START

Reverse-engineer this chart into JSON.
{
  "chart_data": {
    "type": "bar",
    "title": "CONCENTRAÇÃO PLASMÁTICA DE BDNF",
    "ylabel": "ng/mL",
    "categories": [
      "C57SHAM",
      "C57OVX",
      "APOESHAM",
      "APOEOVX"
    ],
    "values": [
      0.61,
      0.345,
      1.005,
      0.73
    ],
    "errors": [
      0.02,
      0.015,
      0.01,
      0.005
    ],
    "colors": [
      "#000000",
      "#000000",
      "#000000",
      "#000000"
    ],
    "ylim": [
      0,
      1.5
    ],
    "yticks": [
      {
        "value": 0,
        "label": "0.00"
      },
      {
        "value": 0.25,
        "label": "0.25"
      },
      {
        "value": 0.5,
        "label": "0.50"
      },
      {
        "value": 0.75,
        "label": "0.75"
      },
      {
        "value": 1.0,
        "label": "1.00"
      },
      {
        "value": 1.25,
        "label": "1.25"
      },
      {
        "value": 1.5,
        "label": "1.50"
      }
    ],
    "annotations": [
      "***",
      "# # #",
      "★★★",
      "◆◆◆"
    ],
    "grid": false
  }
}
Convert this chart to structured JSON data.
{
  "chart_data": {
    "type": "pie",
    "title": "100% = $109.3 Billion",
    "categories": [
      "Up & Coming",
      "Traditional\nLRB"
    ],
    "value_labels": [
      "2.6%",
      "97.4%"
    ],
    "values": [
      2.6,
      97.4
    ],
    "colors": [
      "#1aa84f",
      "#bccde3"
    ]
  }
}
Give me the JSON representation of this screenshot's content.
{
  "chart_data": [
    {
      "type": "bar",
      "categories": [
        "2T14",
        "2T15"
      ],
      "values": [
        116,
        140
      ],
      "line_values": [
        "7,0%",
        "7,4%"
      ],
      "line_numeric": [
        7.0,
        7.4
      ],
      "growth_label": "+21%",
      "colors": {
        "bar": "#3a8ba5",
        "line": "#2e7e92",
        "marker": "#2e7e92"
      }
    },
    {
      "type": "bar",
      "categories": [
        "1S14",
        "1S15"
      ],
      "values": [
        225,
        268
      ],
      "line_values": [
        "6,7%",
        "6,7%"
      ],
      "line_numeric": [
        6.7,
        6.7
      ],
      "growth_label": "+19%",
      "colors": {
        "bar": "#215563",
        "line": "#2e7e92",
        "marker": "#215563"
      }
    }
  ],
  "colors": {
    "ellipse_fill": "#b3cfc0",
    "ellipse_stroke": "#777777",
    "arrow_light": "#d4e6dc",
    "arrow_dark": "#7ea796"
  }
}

END

* _What this task involves_:
Emit the full listing verbatim.

* _Output_:
Reverse-engineer this chart into JSON.
{
  "chart_data": {
    "type": "bar",
    "title": "CONCENTRAÇÃO PLASMÁTICA DE BDNF",
    "ylabel": "ng/mL",
    "categories": [
      "C57SHAM",
      "C57OVX",
      "APOESHAM",
      "APOEOVX"
    ],
    "values": [
      0.61,
      0.345,
      1.005,
      0.73
    ],
    "errors": [
      0.02,
      0.015,
      0.01,
      0.005
    ],
    "colors": [
      "#000000",
      "#000000",
      "#000000",
      "#000000"
    ],
    "ylim": [
      0,
      1.5
    ],
    "yticks": [
      {
        "value": 0,
        "label": "0.00"
      },
      {
        "value": 0.25,
        "label": "0.25"
      },
      {
        "value": 0.5,
        "label": "0.50"
      },
      {
        "value": 0.75,
        "label": "0.75"
      },
      {
        "value": 1.0,
        "label": "1.00"
      },
      {
        "value": 1.25,
        "label": "1.25"
      },
      {
        "value": 1.5,
        "label": "1.50"
      }
    ],
    "annotations": [
      "***",
      "# # #",
      "★★★",
      "◆◆◆"
    ],
    "grid": false
  }
}
Convert this chart to structured JSON data.
{
  "chart_data": {
    "type": "pie",
    "title": "100% = $109.3 Billion",
    "categories": [
      "Up & Coming",
      "Traditional\nLRB"
    ],
    "value_labels": [
      "2.6%",
      "97.4%"
    ],
    "values": [
      2.6,
      97.4
    ],
    "colors": [
      "#1aa84f",
      "#bccde3"
    ]
  }
}
Give me the JSON representation of this screenshot's content.
{
  "chart_data": [
    {
      "type": "bar",
      "categories": [
        "2T14",
        "2T15"
      ],
      "values": [
        116,
        140
      ],
      "line_values": [
        "7,0%",
        "7,4%"
      ],
      "line_numeric": [
        7.0,
        7.4
      ],
      "growth_label": "+21%",
      "colors": {
        "bar": "#3a8ba5",
        "line": "#2e7e92",
        "marker": "#2e7e92"
      }
    },
    {
      "type": "bar",
      "categories": [
        "1S14",
        "1S15"
      ],
      "values": [
        225,
        268
      ],
      "line_values": [
        "6,7%",
        "6,7%"
      ],
      "line_numeric": [
        6.7,
        6.7
      ],
      "growth_label": "+19%",
      "colors": {
        "bar": "#215563",
        "line": "#2e7e92",
        "marker": "#215563"
      }
    }
  ],
  "colors": {
    "ellipse_fill": "#b3cfc0",
    "ellipse_stroke": "#777777",
    "arrow_light": "#d4e6dc",
    "arrow_dark": "#7ea796"
  }
}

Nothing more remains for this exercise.